## Your objective
Look through the entries below and report how many lines hold the string "true". Only the number is wanted.

§

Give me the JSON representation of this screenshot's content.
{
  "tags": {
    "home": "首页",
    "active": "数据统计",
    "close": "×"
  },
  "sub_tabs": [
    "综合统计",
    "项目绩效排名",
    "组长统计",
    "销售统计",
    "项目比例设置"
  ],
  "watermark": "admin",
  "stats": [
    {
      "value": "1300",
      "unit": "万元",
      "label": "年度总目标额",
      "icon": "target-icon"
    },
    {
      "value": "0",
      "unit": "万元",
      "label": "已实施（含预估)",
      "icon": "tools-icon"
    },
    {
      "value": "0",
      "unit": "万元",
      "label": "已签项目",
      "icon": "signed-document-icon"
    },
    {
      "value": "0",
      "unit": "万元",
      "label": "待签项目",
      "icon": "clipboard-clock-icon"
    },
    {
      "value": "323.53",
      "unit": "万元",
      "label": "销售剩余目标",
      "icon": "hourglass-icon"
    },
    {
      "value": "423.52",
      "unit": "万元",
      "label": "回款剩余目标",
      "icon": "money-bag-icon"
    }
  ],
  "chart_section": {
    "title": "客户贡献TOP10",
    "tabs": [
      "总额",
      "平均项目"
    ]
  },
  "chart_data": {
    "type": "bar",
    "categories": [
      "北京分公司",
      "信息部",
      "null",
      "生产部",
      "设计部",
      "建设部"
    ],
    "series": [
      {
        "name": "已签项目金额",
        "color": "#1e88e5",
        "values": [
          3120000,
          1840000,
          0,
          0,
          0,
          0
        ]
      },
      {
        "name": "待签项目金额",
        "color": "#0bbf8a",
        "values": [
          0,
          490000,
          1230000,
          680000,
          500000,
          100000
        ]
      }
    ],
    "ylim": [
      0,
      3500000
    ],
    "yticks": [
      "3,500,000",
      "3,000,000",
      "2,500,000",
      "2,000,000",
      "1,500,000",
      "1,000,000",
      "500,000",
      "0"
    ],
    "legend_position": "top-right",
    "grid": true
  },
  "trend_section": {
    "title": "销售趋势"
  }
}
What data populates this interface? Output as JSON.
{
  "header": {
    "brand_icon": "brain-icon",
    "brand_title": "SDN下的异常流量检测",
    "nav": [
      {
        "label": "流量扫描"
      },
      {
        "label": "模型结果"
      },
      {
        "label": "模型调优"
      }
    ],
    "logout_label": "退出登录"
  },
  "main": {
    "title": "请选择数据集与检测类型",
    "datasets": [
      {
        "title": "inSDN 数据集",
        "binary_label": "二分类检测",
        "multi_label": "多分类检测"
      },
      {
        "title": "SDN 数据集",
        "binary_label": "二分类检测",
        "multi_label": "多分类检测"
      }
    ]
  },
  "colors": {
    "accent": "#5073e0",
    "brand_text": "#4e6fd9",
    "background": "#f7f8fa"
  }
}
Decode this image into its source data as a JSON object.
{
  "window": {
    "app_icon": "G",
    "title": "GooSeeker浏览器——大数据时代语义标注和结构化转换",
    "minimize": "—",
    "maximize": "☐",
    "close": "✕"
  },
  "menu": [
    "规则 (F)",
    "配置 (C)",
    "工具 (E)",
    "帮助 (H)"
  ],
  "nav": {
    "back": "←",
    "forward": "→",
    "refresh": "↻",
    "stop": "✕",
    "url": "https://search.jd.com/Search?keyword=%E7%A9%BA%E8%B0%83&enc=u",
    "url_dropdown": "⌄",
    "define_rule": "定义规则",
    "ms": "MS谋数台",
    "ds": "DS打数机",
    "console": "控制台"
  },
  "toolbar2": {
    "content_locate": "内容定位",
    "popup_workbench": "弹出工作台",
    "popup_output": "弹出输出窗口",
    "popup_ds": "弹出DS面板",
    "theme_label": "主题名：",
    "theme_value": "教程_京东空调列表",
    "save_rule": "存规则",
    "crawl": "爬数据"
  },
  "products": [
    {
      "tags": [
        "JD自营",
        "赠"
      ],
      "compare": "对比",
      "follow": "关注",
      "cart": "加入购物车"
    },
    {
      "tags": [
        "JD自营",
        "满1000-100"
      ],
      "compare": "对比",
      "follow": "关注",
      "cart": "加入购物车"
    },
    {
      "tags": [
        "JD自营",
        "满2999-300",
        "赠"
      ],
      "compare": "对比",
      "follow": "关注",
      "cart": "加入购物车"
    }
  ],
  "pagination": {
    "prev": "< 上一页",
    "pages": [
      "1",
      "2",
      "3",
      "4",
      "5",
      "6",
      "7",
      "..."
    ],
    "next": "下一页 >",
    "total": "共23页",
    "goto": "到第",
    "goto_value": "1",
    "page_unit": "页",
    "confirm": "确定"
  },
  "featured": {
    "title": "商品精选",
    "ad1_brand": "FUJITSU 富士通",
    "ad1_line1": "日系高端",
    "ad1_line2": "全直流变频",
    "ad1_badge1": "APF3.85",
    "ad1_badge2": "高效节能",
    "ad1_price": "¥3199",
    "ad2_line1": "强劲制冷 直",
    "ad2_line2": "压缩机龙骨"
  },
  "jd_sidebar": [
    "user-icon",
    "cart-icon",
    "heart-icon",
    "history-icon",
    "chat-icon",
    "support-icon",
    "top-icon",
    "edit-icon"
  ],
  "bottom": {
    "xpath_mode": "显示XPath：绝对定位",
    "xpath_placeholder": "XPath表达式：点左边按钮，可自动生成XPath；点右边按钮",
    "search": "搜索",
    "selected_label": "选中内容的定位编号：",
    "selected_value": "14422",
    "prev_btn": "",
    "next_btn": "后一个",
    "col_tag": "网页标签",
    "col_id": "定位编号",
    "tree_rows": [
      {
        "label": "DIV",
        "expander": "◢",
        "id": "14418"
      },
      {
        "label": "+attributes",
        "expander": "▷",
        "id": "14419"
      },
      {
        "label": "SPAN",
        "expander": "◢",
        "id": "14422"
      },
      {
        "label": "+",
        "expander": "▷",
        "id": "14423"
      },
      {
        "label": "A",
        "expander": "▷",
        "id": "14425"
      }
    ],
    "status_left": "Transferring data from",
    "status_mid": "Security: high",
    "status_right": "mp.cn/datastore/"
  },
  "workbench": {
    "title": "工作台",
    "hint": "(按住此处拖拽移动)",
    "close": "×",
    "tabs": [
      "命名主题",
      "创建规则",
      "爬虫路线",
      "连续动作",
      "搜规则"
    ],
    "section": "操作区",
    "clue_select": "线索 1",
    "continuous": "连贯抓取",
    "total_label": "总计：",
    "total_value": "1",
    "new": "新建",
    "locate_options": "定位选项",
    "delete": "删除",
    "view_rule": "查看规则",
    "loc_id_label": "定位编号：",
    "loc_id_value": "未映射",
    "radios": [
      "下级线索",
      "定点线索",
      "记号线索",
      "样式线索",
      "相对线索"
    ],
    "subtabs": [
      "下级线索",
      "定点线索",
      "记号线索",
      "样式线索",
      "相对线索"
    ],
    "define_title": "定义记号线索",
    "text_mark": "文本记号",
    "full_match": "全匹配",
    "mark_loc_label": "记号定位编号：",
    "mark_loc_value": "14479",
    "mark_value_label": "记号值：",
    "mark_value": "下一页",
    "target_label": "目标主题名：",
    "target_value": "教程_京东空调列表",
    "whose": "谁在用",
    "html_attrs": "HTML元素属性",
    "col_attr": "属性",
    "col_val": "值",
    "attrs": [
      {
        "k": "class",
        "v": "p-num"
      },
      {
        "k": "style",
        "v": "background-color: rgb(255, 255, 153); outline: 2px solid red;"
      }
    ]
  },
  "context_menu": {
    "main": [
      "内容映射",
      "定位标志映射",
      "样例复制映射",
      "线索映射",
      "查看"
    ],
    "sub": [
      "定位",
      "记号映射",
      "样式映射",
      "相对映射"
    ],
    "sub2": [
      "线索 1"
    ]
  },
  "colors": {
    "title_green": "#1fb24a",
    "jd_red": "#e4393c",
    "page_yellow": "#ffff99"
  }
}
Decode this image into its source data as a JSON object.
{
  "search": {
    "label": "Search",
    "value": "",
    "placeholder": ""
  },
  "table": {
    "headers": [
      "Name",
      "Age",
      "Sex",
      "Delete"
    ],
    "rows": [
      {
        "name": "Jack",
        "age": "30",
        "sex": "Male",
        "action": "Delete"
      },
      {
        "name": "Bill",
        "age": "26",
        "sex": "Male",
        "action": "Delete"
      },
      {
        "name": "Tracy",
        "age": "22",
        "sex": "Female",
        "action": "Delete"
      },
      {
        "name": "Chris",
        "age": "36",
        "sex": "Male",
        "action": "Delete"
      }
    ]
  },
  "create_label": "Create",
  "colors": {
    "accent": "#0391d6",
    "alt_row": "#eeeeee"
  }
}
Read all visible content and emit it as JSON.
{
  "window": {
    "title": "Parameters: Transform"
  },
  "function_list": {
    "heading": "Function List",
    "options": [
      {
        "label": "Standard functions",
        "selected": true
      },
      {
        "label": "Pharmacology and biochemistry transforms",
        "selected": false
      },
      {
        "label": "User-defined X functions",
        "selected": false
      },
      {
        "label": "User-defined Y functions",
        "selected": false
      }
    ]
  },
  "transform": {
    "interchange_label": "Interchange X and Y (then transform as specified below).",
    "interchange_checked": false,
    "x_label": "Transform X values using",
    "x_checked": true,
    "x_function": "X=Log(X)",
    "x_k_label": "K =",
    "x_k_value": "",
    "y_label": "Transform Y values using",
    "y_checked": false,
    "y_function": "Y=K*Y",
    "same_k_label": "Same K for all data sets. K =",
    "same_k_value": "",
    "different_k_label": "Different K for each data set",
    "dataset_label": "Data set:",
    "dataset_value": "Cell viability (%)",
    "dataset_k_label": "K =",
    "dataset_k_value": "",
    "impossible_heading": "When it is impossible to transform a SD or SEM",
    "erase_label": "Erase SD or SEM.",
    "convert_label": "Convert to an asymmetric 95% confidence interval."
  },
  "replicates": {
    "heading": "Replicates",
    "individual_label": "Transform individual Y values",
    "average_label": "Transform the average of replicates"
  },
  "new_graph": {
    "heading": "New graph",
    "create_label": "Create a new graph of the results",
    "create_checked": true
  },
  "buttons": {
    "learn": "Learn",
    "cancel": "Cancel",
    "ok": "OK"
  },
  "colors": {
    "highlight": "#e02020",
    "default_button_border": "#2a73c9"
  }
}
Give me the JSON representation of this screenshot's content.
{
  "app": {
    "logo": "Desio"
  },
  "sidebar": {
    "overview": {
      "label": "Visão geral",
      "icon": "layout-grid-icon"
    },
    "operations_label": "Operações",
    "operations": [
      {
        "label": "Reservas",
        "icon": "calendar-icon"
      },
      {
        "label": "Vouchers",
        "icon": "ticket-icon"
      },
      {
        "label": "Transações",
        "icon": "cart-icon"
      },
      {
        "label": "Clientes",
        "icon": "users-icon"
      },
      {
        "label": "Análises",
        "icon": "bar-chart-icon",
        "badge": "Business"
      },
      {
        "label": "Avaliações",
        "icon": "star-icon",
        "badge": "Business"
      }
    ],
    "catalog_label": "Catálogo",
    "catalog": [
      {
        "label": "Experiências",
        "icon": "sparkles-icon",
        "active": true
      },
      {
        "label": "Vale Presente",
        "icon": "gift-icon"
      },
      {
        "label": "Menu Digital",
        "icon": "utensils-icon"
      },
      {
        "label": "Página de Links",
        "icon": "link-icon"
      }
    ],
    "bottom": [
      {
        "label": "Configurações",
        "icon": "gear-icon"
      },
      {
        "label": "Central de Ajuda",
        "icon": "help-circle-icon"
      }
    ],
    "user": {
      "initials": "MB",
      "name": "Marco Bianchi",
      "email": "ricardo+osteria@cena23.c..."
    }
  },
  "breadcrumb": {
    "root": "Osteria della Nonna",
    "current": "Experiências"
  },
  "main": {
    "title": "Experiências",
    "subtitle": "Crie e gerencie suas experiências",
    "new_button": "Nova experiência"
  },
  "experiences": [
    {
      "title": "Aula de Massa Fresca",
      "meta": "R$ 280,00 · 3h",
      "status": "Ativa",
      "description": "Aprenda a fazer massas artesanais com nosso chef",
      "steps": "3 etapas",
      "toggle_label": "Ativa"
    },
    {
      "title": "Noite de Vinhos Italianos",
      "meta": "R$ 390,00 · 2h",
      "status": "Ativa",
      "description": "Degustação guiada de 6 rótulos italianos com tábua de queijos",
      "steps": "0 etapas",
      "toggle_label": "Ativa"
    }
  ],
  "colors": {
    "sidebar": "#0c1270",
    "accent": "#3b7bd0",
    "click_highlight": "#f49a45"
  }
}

§

## Written answer
5